• EXTRAIT DU TEXTE:
################

Photo credit: Deepa Ranganathan
En 2016, lors du 13ème Forum de l'AWID réalisé à Bahia, au Brésil, une toile a été consacrée aux DDHF ayant perdu la vie. Les participants ont signé le mur avec des messages d’adieu en leur hommage. Crédit photo: Deep.
Dans ce contexte global volatil et complexe, la sécurité holistique est une stratégie politique qui contribue à la préservation et à la durabilité des mouvements féministes. Pour comprendre la sécurité holistique, il faut tenir compte des facteurs sociaux, politiques, économiques, environnementaux et autres facteurs systémiques qui provoquent et reproduisent les inégalités, la violence et les attitudes et pratiques patriarcales. La sécurité holistique reconnaît la nature sexiste spécifique de la violence (qui peut se manifester sur le plan physique, émotionnel et psychologique), tient compte de la manière dont les sphères publiques et privées interagissent entre elles et offre une solution complète pour prendre soin de soi en continuité afin de contrer cela. Elle met également en contexte nos besoins, nos privilèges et nos risques.

################

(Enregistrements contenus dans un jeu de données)
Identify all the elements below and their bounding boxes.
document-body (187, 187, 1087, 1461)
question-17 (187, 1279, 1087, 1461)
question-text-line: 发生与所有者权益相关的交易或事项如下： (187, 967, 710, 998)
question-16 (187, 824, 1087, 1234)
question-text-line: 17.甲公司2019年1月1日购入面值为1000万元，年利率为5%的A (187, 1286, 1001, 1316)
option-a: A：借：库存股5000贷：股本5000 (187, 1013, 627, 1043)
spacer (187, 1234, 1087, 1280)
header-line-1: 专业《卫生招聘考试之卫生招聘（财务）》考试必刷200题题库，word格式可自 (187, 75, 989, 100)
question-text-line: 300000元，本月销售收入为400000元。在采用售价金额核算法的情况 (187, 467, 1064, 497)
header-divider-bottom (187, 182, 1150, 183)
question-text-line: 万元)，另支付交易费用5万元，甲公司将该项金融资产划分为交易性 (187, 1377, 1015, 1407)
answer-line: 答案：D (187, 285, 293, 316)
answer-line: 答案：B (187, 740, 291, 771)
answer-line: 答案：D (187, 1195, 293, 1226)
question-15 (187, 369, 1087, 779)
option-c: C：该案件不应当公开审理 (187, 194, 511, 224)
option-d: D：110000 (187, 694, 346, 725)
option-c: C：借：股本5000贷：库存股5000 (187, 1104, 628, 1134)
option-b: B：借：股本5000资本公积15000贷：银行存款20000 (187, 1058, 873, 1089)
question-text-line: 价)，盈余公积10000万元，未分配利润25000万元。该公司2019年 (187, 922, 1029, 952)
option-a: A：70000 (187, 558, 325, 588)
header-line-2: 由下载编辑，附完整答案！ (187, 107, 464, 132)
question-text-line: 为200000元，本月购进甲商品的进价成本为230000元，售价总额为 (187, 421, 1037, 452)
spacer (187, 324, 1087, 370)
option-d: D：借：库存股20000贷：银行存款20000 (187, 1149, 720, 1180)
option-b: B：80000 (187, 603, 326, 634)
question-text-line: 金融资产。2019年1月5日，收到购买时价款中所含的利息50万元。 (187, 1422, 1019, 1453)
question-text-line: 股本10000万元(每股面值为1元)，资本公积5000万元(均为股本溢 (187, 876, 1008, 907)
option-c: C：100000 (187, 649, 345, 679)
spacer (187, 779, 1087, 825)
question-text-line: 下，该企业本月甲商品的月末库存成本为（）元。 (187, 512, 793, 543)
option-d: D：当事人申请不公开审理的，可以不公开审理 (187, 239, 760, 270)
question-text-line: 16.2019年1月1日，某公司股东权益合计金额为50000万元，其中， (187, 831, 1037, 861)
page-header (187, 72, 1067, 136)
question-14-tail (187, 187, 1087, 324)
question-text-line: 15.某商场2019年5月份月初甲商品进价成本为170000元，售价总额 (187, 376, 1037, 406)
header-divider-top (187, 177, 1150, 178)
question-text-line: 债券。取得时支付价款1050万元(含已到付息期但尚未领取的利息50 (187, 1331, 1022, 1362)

################

• VOS TÂCHES:
(a) D'après le texte sur la sécurité holistique, pourquoi faut-il tenir compte des facteurs sociaux, politiques, économiques et environnementaux pour comprendre cette sécurité ? Répondez en une à trois phrases.
(b) Selon le texte sur la sécurité holistique, où s'est tenu le 13ème Forum de l'AWID en 2016 ?
(c) Pour chaque affirmation, dites si elle s'accorde avec le texte sur la sécurité holistique (oui ou non) et citez les mots du texte qui le montrent.
(i) Les participants au Forum de l'AWID ont signé le mur.
(ii) La sécurité holistique ne tient compte que de la sphère publique.
(iii) La violence sexiste peut se manifester sur le plan psychologique.
Servez-vous uniquement du texte pour répondre.

• RÉPONSES PAR TÂCHE:
(a) Ces facteurs, avec d'autres facteurs systémiques, provoquent et reproduisent les inégalités, la violence et les attitudes et pratiques patriarcales.

(b) À Bahia, au Brésil.

(c)
(i) Oui : « Les participants ont signé le mur avec des messages d’adieu en leur hommage. »
(ii) Non : « tient compte de la manière dont les sphères publiques et privées interagissent entre elles »
(iii) Oui : « qui peut se manifester sur le plan physique, émotionnel et psychologique »